Items from a dataset
--------------------------------------------------
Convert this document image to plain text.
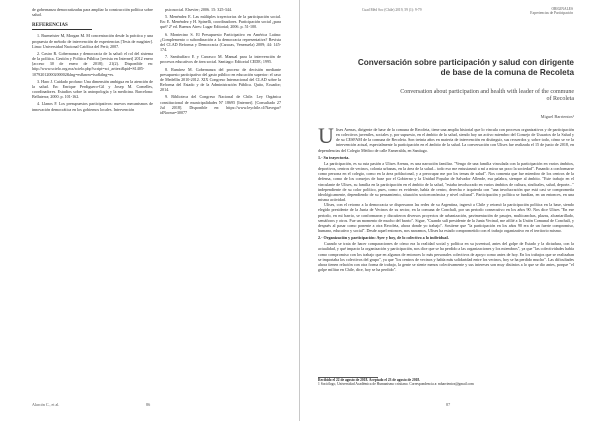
de gobernanza democratizadas para ampliar la construcción política sobre salud.
REFERENCIAS
1. Burmeister M, Morgan M. M concentración desde la práctica y una propuesta de método de intervención de experiencias [Tesis de magíster]. Lima: Universidad Nacional Católica del Perú; 2007.
2. Castro R. Gobernanza y democracia de la salud: el rol del sistema de la política. Gestión y Política Pública [revista en Internet] 2012 enero [acceso 30 de enero de 2018]; 21(2). Disponible en: http://www.scielo.org.mx/scielo.php?script=sci_arttext&pid=S1405-10792012000200002&lng=es&nrm=iso&tlng=es.
3. Haro J. Cuidado profano: Una dimensión ambigua en la atención de la salud. En: Enrique Perdiguero-Gil y Josep M. Comelles, coordinadores. Estudios sobre la antropología y la medicina. Barcelona: Bellaterra; 2000. p. 101-162.
4. Llanos F. Los presupuestos participativos: nuevos mecanismos de innovación democrática en los gobiernos locales. Intervención
psicosocial. Elsevier; 2006. 15: 325-344.
5. Menéndez E. Las múltiples trayectorias de la participación social. En: E. Menéndez y H. Spinelli, coordinadores. Participación social ¿para qué? 2ª ed. Buenos Aires: Lugar Editorial; 2006. p. 51-100.
6. Montecino S. El Presupuesto Participativo en América Latina: ¿Complemento o subordinación a la democracia representativa? Revista del CLAD Reforma y Democracia (Caracas, Venezuela) 2009; 44: 145-174.
7. Sambuffaro E y Carrasco M. Manual para la intervención de procesos educativos de área social. Santiago: Editorial CEDE; 1995.
8. Ramírez M. Gobernanza del proceso de decisión mediante presupuesto participativo del gasto público en educación superior: el caso de Medellín 2010-2012. XIX Congreso Internacional del CLAD sobre la Reforma del Estado y de la Administración Pública. Quito, Ecuador; 2014.
9. Biblioteca del Congreso Nacional de Chile. Ley Orgánica constitucional de municipalidades Nº 18695 [Internet]. [Consultado 27 Jul 2018]. Disponible en: https://www.leychile.cl/Navegar?idNorma=30077
Alarcón C., et al.	86
Cuad Méd Soc (Chile) 2019, 59 (1): 9-79	ORIGINALES
Experiencias de Participación
Conversación sobre participación y salud con dirigente de base de la comuna de Recoleta
Conversation about participation and health with leader of the commune of Recoleta
Miguel Barrientos¹
U lises Arenas, dirigente de base de la comuna de Recoleta, tiene una amplia historial que lo vincula con procesos organizativos y de participación en colectivos juveniles, sociales y, por supuesto, en el ámbito de la salud, siendo hoy un activo miembro del Consejo de Usuarios de la Salud y de su CESFAM de la comuna de Recoleta. Son treinta años en materia de intervención en distinguir, sus recuerdos y, sobre todo, cómo se ve la intervención actual, especialmente la participación en el ámbito de la salud. La conversación con Ulises fue realizada el 15 de junio de 2018, en dependencias del Colegio Médico de calle Esmeralda, en Santiago.
1.- Su trayectoria.
La participación, es su ruta pasión a Ulises Arenas, es una narración familiar. "Vengo de una familia vinculada con la participación en varios ámbitos, deportivos, centros de vecinos, colonia urbanas, en la área de la salud... todo eso me entusiasmó a mí a mirar un poco la sociedad". Pasando a conformarse como persona en el colegio, como en la área poblacional, y a preocupar me por los temas de salud". Nos comenta que fue miembro de los centros de la defensa, como de los consejos de base por el Gobierno y la Unidad Popular de Salvador Allende, esa palabra, siempre al ámbito. "Este trabajo en el vinculante de Ulises, su familia en la participación en el ámbito de la salud, "estaba involucrado en varios ámbitos de cultura, sindicales, salud, deporte..." independiente de su color político, pues, como es evidente, había de centro, derecha e izquierda con "una involucración que está casi se comprometía ideológicamente, dependiendo de su pensamiento, situación socioeconómica y nivel cultural". Participación y política se fundían, en un entonces, en una misma actividad.
Ulises, con el retorno a la democracia se dispersaron las redes de su Argentina, ingresó a Chile y retomó la participación política en la base, siendo elegido presidente de la Junta de Vecinos de su sector, en la comuna de Conchalí, por un periodo consecutivo en los años 90. Nos dice Ulises "En ese periodo, en mi barrio, se conformaron y discutieron diversos proyectos de urbanización, pavimentación de pasajes, multicanchas, plazas, alcantarillado, semáforos y otros. Fue un momento de mucho del barrio". Sigue, "Cuando salí presidente de la Junta Vecinal, me afilié a la Unión Comunal de Conchalí, y después al pasar como ponente a otra Recoleta, ahora donde yo trabajo". Sostiene que "la participación en los años 90 era de un fuerte compromiso, humano, educativo y social". Desde aquel entonces, nos narramos, Ulises ha estado comprometido con el trabajo organizativo en el territorio mismo.
2.- Organización y participación: Ayer y hoy, de lo colectivo a lo individual.
Cuando se trata de hacer comparaciones de cómo era la realidad social y política en su juventud, antes del golpe de Estado y la dictadura, con la actualidad, y qué impacto la organización y participación, nos dice que se ha perdido a las organizaciones y los miembros", ya que "las colectividades había como compromiso con los trabajo que en algunos de entonces lo más personales colectivos de apoyo como antes de hoy. En los trabajos que se realizaban se importaba los colectivos del grupo", ya que "los centros de vecinos y había más solidaridad entre los vecinos, hoy se ha perdido mucho". Las dificultades ahora tienen relación con otra forma de trabajo, la gente se siente menos colectivamente y sus intereses son muy distintos a lo que se dio antes, porque "el golpe militar en Chile, dice, hoy se ha perdido".
Recibido el 22 de agosto de 2018. Aceptado el 23 de agosto de 2018.
1 Sociólogo, Universidad Académica de Humanismo cristiano. Correspondencia a: mbarrientos@gmail.com
87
--------------------------------------------------
WHAT NEEDS TO BE DONE: Transcribe the full listing character for character. Pictures are excluded.

CORRECT RESULT:
Convert this document image to plain text.
de gobernanza democratizadas para ampliar la construcción política sobre salud.
REFERENCIAS
1. Burmeister M, Morgan M. M concentración desde la práctica y una propuesta de método de intervención de experiencias [Tesis de magíster]. Lima: Universidad Nacional Católica del Perú; 2007.
2. Castro R. Gobernanza y democracia de la salud: el rol del sistema de la política. Gestión y Política Pública [revista en Internet] 2012 enero [acceso 30 de enero de 2018]; 21(2). Disponible en: http://www.scielo.org.mx/scielo.php?script=sci_arttext&pid=S1405-10792012000200002&lng=es&nrm=iso&tlng=es.
3. Haro J. Cuidado profano: Una dimensión ambigua en la atención de la salud. En: Enrique Perdiguero-Gil y Josep M. Comelles, coordinadores. Estudios sobre la antropología y la medicina. Barcelona: Bellaterra; 2000. p. 101-162.
4. Llanos F. Los presupuestos participativos: nuevos mecanismos de innovación democrática en los gobiernos locales. Intervención
psicosocial. Elsevier; 2006. 15: 325-344.
5. Menéndez E. Las múltiples trayectorias de la participación social. En: E. Menéndez y H. Spinelli, coordinadores. Participación social ¿para qué? 2ª ed. Buenos Aires: Lugar Editorial; 2006. p. 51-100.
6. Montecino S. El Presupuesto Participativo en América Latina: ¿Complemento o subordinación a la democracia representativa? Revista del CLAD Reforma y Democracia (Caracas, Venezuela) 2009; 44: 145-174.
7. Sambuffaro E y Carrasco M. Manual para la intervención de procesos educativos de área social. Santiago: Editorial CEDE; 1995.
8. Ramírez M. Gobernanza del proceso de decisión mediante presupuesto participativo del gasto público en educación superior: el caso de Medellín 2010-2012. XIX Congreso Internacional del CLAD sobre la Reforma del Estado y de la Administración Pública. Quito, Ecuador; 2014.
9. Biblioteca del Congreso Nacional de Chile. Ley Orgánica constitucional de municipalidades Nº 18695 [Internet]. [Consultado 27 Jul 2018]. Disponible en: https://www.leychile.cl/Navegar?idNorma=30077
Alarcón C., et al.	86
Cuad Méd Soc (Chile) 2019, 59 (1): 9-79	ORIGINALES
Experiencias de Participación
Conversación sobre participación y salud con dirigente de base de la comuna de Recoleta
Conversation about participation and health with leader of the commune of Recoleta
Miguel Barrientos¹
U lises Arenas, dirigente de base de la comuna de Recoleta, tiene una amplia historial que lo vincula con procesos organizativos y de participación en colectivos juveniles, sociales y, por supuesto, en el ámbito de la salud, siendo hoy un activo miembro del Consejo de Usuarios de la Salud y de su CESFAM de la comuna de Recoleta. Son treinta años en materia de intervención en distinguir, sus recuerdos y, sobre todo, cómo se ve la intervención actual, especialmente la participación en el ámbito de la salud. La conversación con Ulises fue realizada el 15 de junio de 2018, en dependencias del Colegio Médico de calle Esmeralda, en Santiago.
1.- Su trayectoria.
La participación, es su ruta pasión a Ulises Arenas, es una narración familiar. "Vengo de una familia vinculada con la participación en varios ámbitos, deportivos, centros de vecinos, colonia urbanas, en la área de la salud... todo eso me entusiasmó a mí a mirar un poco la sociedad". Pasando a conformarse como persona en el colegio, como en la área poblacional, y a preocupar me por los temas de salud". Nos comenta que fue miembro de los centros de la defensa, como de los consejos de base por el Gobierno y la Unidad Popular de Salvador Allende, esa palabra, siempre al ámbito. "Este trabajo en el vinculante de Ulises, su familia en la participación en el ámbito de la salud, "estaba involucrado en varios ámbitos de cultura, sindicales, salud, deporte..." independiente de su color político, pues, como es evidente, había de centro, derecha e izquierda con "una involucración que está casi se comprometía ideológicamente, dependiendo de su pensamiento, situación socioeconómica y nivel cultural". Participación y política se fundían, en un entonces, en una misma actividad.
Ulises, con el retorno a la democracia se dispersaron las redes de su Argentina, ingresó a Chile y retomó la participación política en la base, siendo elegido presidente de la Junta de Vecinos de su sector, en la comuna de Conchalí, por un periodo consecutivo en los años 90. Nos dice Ulises "En ese periodo, en mi barrio, se conformaron y discutieron diversos proyectos de urbanización, pavimentación de pasajes, multicanchas, plazas, alcantarillado, semáforos y otros. Fue un momento de mucho del barrio". Sigue, "Cuando salí presidente de la Junta Vecinal, me afilié a la Unión Comunal de Conchalí, y después al pasar como ponente a otra Recoleta, ahora donde yo trabajo". Sostiene que "la participación en los años 90 era de un fuerte compromiso, humano, educativo y social". Desde aquel entonces, nos narramos, Ulises ha estado comprometido con el trabajo organizativo en el territorio mismo.
2.- Organización y participación: Ayer y hoy, de lo colectivo a lo individual.
Cuando se trata de hacer comparaciones de cómo era la realidad social y política en su juventud, antes del golpe de Estado y la dictadura, con la actualidad, y qué impacto la organización y participación, nos dice que se ha perdido a las organizaciones y los miembros", ya que "las colectividades había como compromiso con los trabajo que en algunos de entonces lo más personales colectivos de apoyo como antes de hoy. En los trabajos que se realizaban se importaba los colectivos del grupo", ya que "los centros de vecinos y había más solidaridad entre los vecinos, hoy se ha perdido mucho". Las dificultades ahora tienen relación con otra forma de trabajo, la gente se siente menos colectivamente y sus intereses son muy distintos a lo que se dio antes, porque "el golpe militar en Chile, dice, hoy se ha perdido".
Recibido el 22 de agosto de 2018. Aceptado el 23 de agosto de 2018.
1 Sociólogo, Universidad Académica de Humanismo cristiano. Correspondencia a: mbarrientos@gmail.com
87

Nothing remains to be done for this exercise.